-- Work instructions --
Search the material below for the string "Xetra" and extract each line that has it.

-- Material for this exercise --
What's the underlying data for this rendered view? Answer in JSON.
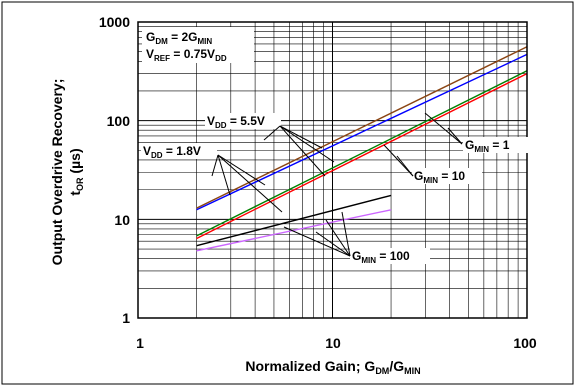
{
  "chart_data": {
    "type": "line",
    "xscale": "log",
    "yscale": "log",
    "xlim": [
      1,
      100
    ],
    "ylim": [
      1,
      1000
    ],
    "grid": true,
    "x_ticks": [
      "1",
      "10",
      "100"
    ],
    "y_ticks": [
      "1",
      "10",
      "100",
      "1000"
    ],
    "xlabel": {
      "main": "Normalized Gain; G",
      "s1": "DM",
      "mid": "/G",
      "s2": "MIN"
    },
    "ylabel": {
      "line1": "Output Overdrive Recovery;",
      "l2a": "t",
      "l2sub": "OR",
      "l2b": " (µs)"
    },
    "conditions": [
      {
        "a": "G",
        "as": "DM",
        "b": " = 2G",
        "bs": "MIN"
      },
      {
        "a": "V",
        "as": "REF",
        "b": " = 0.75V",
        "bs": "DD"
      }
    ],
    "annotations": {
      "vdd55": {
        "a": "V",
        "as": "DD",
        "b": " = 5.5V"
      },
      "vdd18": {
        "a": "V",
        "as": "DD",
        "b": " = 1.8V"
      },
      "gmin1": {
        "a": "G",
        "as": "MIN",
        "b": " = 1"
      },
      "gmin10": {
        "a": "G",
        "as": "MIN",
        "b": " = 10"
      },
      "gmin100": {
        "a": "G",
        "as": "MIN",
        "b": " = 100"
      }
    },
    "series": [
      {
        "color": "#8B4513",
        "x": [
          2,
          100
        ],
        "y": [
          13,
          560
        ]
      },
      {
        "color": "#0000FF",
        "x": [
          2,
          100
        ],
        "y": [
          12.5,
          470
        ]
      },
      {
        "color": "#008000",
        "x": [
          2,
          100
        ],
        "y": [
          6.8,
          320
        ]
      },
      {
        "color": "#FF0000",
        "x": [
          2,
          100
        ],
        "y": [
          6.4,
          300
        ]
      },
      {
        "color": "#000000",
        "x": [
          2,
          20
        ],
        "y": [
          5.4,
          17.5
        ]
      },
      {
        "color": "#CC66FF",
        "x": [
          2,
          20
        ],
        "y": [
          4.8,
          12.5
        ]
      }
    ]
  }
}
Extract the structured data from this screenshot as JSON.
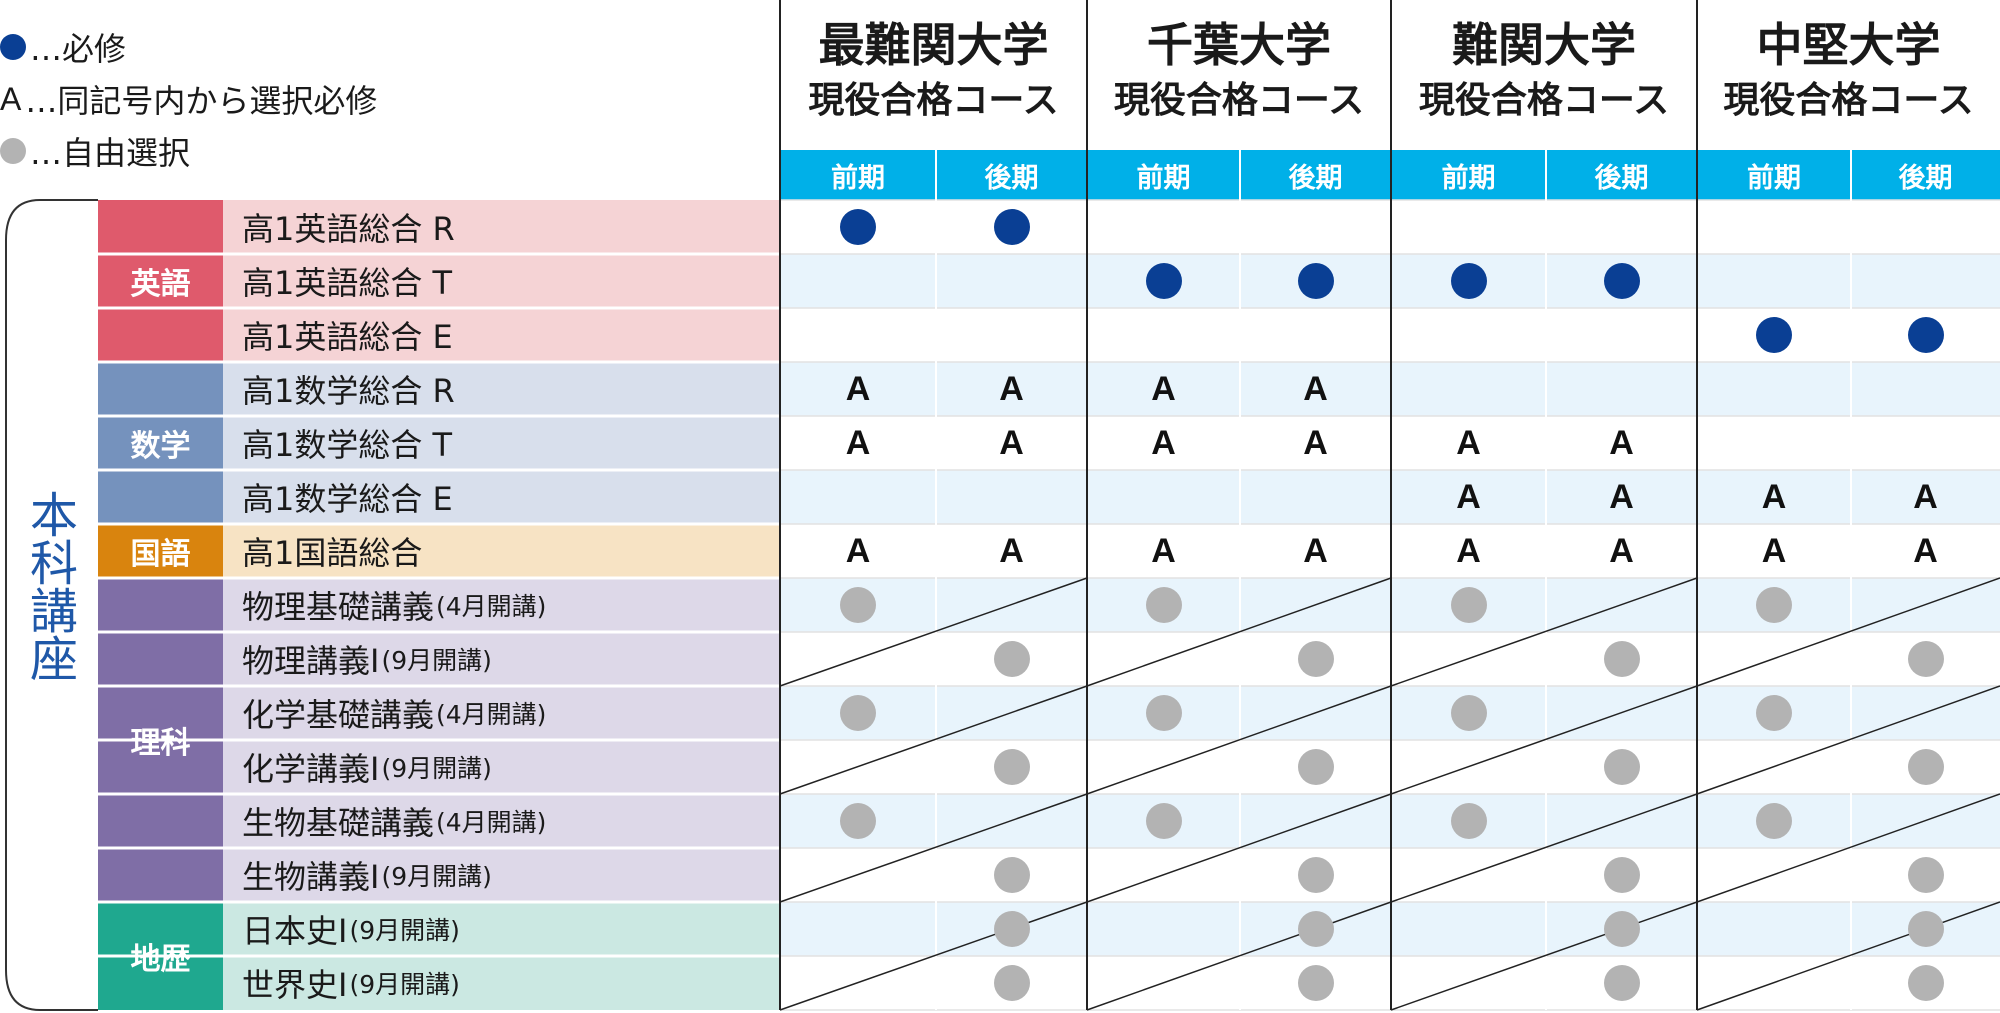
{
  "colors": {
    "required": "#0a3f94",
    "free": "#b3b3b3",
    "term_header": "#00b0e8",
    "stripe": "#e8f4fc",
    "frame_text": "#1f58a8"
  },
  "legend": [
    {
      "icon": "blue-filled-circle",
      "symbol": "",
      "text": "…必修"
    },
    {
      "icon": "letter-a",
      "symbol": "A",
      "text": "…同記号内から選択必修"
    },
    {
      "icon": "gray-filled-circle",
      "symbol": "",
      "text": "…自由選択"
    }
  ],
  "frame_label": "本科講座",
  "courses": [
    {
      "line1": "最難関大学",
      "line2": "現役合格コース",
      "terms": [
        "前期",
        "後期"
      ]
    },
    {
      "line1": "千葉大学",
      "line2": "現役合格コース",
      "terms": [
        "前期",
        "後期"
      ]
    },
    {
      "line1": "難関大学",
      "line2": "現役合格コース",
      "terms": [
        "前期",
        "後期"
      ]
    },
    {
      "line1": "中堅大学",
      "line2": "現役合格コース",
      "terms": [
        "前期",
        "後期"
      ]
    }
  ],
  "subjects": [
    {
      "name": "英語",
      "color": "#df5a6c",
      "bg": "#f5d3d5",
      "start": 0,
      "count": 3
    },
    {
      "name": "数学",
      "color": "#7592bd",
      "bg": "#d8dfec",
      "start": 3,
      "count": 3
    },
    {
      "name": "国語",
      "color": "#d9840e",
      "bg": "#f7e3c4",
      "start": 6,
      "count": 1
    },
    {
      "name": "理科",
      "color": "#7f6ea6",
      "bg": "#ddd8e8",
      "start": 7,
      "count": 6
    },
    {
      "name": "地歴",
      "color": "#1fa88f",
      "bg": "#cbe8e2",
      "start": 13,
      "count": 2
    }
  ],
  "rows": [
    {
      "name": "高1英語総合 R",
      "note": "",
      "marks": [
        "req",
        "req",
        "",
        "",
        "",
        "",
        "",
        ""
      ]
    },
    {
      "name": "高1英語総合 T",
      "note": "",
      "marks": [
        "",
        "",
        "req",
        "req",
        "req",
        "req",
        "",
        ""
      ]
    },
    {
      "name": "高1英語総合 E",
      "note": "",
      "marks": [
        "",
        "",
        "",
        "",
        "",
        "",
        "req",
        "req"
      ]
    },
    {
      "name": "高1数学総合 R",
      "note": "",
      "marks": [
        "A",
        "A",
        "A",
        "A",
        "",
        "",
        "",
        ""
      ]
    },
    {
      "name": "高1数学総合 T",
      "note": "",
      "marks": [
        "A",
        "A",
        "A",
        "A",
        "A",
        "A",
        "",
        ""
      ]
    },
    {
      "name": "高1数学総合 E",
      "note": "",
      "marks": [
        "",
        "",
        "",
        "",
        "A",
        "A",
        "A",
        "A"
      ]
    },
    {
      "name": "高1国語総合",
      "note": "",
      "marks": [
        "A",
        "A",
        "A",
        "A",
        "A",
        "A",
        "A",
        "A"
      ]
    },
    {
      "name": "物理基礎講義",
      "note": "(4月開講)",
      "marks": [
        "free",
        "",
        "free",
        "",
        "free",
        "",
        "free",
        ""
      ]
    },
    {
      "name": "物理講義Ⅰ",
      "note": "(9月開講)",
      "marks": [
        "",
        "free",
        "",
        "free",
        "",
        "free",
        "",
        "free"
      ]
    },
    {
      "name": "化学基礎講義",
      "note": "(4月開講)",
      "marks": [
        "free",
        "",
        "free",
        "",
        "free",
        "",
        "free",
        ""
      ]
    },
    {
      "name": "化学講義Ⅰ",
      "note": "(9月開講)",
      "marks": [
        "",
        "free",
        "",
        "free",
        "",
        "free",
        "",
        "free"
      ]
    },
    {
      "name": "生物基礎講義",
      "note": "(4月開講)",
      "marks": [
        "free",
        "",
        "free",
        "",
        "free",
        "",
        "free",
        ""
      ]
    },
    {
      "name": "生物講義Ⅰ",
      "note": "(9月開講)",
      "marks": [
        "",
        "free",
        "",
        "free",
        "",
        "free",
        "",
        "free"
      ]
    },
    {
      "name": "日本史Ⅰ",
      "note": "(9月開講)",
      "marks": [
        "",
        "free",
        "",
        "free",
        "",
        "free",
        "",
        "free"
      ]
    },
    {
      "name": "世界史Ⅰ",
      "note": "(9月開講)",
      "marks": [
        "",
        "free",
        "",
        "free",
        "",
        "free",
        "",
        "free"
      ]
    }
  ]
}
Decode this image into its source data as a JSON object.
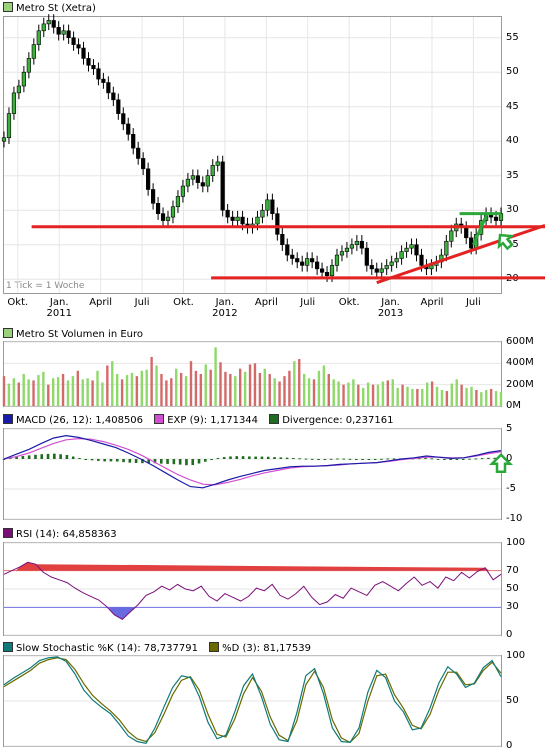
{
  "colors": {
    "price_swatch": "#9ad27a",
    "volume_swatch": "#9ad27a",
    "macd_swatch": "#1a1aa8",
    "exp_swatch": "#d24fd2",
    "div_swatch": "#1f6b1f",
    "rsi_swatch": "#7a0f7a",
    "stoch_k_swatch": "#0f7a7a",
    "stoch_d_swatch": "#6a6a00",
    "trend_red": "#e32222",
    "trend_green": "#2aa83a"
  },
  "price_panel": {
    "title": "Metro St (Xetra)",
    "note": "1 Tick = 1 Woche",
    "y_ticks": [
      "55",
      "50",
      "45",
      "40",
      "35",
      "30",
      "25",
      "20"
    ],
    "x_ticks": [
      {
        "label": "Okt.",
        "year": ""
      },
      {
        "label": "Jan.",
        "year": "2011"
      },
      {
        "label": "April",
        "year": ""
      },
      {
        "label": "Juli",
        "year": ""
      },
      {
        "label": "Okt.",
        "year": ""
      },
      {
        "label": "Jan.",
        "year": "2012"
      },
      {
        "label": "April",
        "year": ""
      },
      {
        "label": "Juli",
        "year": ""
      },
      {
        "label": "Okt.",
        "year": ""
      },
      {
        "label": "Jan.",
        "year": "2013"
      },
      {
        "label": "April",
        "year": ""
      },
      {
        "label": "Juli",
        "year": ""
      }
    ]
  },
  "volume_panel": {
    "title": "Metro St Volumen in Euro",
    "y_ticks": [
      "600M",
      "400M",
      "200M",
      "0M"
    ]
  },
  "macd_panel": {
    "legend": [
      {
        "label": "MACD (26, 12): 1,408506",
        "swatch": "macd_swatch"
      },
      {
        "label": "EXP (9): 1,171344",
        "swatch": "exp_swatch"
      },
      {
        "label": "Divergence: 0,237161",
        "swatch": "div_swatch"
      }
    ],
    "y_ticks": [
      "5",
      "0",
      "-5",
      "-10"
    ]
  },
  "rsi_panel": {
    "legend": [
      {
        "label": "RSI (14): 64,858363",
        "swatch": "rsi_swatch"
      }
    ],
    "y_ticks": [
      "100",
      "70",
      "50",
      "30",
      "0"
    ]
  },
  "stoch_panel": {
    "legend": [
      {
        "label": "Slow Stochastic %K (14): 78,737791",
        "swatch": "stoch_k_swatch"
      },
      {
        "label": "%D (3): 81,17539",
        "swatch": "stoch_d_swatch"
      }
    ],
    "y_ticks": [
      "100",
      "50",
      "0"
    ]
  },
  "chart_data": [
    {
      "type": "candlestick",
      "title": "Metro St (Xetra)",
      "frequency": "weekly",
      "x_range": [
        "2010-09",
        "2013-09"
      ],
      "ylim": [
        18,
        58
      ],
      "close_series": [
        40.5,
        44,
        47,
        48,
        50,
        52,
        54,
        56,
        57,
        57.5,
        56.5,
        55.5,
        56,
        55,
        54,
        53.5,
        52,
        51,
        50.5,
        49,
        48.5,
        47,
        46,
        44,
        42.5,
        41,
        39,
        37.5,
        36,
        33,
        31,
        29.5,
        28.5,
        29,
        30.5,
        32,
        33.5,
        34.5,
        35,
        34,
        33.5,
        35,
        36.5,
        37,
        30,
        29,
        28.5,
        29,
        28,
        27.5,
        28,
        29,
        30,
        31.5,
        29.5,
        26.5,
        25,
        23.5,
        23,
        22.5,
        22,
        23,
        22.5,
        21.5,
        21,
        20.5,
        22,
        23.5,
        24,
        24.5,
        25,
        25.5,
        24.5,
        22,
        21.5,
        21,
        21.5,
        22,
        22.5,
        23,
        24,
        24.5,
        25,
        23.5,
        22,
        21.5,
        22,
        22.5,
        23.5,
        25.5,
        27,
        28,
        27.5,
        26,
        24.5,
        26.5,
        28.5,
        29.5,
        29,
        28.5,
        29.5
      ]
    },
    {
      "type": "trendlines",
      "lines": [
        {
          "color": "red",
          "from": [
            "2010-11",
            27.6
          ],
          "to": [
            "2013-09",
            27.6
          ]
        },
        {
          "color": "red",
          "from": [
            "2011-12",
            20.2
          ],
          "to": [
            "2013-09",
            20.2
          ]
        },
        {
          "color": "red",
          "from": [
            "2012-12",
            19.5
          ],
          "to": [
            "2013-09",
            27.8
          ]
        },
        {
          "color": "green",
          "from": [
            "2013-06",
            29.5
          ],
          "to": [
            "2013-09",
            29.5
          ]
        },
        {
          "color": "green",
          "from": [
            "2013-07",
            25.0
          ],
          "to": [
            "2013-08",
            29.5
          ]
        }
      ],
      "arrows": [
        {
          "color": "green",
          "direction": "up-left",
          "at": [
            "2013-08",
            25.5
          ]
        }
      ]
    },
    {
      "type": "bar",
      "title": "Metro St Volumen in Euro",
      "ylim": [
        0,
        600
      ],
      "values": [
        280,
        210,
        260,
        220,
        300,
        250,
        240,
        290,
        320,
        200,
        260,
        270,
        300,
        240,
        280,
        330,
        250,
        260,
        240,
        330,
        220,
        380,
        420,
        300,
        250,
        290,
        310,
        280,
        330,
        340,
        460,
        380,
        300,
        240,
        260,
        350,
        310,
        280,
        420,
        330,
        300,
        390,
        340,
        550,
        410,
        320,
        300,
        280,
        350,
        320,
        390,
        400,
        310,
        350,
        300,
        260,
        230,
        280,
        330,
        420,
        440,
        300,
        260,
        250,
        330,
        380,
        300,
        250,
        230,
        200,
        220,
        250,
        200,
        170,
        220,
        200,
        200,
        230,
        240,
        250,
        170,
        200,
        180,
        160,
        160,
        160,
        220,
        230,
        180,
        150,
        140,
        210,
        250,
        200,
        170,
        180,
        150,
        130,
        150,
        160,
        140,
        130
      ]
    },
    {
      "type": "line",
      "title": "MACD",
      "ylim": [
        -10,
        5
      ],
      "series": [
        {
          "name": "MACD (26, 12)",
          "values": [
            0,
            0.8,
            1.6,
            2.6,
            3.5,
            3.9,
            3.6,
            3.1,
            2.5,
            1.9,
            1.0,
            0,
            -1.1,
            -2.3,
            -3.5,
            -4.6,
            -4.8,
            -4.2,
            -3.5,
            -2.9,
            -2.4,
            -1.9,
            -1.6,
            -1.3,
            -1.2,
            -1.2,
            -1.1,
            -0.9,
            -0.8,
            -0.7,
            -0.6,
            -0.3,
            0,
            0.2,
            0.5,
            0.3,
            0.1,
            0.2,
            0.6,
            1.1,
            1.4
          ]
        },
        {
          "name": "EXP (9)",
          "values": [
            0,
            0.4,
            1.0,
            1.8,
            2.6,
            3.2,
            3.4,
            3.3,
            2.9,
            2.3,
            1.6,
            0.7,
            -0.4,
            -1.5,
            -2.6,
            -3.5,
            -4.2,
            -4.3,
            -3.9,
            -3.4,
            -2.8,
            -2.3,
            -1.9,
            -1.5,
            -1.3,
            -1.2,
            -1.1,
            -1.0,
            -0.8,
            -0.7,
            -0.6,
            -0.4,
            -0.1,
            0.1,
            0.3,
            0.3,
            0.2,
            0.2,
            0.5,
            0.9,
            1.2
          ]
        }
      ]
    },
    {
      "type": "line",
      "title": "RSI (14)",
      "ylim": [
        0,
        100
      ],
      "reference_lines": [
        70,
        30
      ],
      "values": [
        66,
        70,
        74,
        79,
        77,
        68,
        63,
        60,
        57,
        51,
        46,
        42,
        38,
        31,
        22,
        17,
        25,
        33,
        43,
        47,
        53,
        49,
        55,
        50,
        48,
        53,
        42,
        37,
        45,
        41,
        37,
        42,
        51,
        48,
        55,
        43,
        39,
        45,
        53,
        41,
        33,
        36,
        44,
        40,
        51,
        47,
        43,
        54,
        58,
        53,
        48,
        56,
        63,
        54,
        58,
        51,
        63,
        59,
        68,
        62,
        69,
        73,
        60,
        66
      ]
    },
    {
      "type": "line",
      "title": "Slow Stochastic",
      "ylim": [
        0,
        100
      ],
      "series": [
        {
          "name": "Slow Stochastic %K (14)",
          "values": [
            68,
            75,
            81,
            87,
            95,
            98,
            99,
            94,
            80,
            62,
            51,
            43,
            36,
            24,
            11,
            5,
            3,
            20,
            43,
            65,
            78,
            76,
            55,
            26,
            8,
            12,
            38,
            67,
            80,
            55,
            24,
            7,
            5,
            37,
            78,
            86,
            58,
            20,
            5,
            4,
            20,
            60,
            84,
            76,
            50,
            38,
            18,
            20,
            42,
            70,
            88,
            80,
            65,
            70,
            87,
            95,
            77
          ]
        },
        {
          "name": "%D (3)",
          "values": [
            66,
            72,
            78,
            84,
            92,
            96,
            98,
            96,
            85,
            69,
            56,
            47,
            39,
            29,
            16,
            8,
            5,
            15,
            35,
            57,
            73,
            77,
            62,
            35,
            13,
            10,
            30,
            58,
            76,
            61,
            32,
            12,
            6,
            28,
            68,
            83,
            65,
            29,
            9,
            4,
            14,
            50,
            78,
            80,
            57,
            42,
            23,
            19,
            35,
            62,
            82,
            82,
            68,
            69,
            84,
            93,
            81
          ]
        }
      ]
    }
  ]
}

-- The reply --
    "title": "Metro St (Xetra)",
      "title": "Metro St (Xetra)",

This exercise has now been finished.